**Text segment:**
In order to have constructor cover our needs, we need to add the features ourselves. Upstream maintenance is expected to improve in the coming years, but for now the reviews are coming in slow. As a result, we are temporarily forking the project and developing the features as needed while submitting PRs upstream 21 to keep things tidy. Our improved constructor fork has the following features:

  • Cross-platform shortcut creation for the distributed application thanks to a complete menuinst 22 rewrite

  • PKG installers on macOS can be customized, signed and notarized

  • constructor can deploy more than one conda environment at once now

  • Extra files can be added to the installation without having to use an extra conda package

  • Improvements for license collection and analysis

  • Small fixes for reported installation size, progress reports and other cosmetic details

The resulting product now is able to install napari across operating systems with fully working shortcuts that respect the activation mechanism of conda environments to guarantee that all dependencies work properly. Having constructor distribute multiple environments at once allow us to split the installation like this:

  • A base environment with conda, mamba and pip to manage the other conda environments.

**Supplied data:**
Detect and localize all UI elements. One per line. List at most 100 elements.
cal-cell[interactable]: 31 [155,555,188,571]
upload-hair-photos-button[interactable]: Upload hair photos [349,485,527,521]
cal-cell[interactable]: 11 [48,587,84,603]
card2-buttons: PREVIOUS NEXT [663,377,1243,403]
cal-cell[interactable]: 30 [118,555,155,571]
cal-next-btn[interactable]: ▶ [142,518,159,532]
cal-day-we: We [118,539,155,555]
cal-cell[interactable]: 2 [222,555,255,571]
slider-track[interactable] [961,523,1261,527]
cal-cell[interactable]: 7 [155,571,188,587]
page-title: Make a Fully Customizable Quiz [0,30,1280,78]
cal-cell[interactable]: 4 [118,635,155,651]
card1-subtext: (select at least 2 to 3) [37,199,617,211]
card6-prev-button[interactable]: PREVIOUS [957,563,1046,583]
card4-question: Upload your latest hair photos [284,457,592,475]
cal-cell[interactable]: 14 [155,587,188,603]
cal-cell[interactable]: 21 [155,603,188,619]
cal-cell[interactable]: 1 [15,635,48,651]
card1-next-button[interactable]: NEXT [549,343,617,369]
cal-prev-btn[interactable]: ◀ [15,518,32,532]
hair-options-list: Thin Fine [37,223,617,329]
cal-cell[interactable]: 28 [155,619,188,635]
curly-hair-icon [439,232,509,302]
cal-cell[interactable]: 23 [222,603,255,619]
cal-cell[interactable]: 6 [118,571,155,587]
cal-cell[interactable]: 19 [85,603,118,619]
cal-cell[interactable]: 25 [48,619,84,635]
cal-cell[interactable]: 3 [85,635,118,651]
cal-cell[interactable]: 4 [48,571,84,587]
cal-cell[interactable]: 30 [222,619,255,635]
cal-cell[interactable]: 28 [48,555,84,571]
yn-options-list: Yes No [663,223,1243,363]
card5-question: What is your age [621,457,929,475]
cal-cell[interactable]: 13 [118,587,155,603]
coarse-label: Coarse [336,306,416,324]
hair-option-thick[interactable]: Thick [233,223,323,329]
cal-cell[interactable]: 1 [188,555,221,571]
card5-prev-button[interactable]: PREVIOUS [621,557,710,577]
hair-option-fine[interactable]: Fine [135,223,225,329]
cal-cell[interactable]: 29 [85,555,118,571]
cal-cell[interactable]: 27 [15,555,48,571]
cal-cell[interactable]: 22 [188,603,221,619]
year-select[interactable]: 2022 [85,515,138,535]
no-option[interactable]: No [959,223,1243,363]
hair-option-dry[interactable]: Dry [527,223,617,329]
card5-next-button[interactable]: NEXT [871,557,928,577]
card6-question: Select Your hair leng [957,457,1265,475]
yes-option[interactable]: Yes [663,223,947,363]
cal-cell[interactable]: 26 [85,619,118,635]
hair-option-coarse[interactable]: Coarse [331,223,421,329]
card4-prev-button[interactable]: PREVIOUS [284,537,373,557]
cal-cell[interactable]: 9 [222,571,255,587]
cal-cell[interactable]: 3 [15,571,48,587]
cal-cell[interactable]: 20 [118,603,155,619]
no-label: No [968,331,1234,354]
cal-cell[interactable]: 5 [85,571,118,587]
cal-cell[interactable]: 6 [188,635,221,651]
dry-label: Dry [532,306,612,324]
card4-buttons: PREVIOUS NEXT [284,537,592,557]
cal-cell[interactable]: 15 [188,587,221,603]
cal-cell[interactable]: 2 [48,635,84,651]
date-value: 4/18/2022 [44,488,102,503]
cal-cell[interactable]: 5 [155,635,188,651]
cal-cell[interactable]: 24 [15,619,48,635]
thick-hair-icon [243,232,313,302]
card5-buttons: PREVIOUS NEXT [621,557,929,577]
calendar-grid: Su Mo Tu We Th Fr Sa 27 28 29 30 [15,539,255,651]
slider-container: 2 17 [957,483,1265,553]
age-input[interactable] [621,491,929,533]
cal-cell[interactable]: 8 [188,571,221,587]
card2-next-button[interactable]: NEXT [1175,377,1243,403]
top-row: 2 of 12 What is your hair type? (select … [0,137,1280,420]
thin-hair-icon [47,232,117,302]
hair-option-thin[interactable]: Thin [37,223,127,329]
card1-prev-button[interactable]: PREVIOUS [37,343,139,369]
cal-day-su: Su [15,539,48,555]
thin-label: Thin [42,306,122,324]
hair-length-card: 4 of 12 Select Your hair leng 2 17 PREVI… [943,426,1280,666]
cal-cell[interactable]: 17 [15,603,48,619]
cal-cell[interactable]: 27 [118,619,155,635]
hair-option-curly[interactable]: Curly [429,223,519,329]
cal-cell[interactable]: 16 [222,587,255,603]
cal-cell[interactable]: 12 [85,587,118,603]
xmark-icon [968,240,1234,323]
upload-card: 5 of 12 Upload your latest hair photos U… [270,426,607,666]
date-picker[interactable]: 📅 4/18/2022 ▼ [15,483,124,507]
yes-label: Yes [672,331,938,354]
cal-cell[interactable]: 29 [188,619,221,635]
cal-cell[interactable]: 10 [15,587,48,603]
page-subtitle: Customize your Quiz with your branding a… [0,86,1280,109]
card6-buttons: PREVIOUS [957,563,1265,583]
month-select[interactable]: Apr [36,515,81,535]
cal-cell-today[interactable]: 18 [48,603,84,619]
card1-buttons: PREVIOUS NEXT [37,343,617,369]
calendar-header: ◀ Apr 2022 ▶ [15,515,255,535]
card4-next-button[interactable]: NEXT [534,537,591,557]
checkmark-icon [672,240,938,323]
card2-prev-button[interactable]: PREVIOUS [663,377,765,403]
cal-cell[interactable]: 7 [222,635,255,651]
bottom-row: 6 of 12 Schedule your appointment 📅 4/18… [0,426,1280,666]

**What is asked:**
**a)** Repeat the rows word for word, beginning at the first row and stopping after the line that contains "cal-day-we: We [118,539,155,555]", with both of those lines included.
**b)** Go on with the passage about the constructor fork from where it stops.
The passage and the rows come from separate, unrelated sources.

**Results in order:**
**a)**
Detect and localize all UI elements. One per line. List at most 100 elements.
cal-cell[interactable]: 31 [155,555,188,571]
upload-hair-photos-button[interactable]: Upload hair photos [349,485,527,521]
cal-cell[interactable]: 11 [48,587,84,603]
card2-buttons: PREVIOUS NEXT [663,377,1243,403]
cal-cell[interactable]: 30 [118,555,155,571]
cal-next-btn[interactable]: ▶ [142,518,159,532]
cal-day-we: We [118,539,155,555]

**b)**
  • A napari-X.Y.Z environment (X.Y.Z being the version of the bundled release) with napari and its dependencies.

This separation allows us to:

  • Handle napari updates by simply creating a fresh environment with the new version (more on this in Milestone 4).

  • Apply reparations in the environment without worrying that a faulty plugin install can render the whole environment non-functional.

  • If necessary, adding support for “napari projects”: a napari installation with a specific combination of plugins. Useful in the event that a user wants to use plugins that cannot be installed in the same environment due to conflicting dependencies (more details on this in Milestone 3).

The installer relies on conda-forge to obtain the needed packages. Pre-release installers can be built thanks to the nightlies available on the napari channel in Anaconda.org.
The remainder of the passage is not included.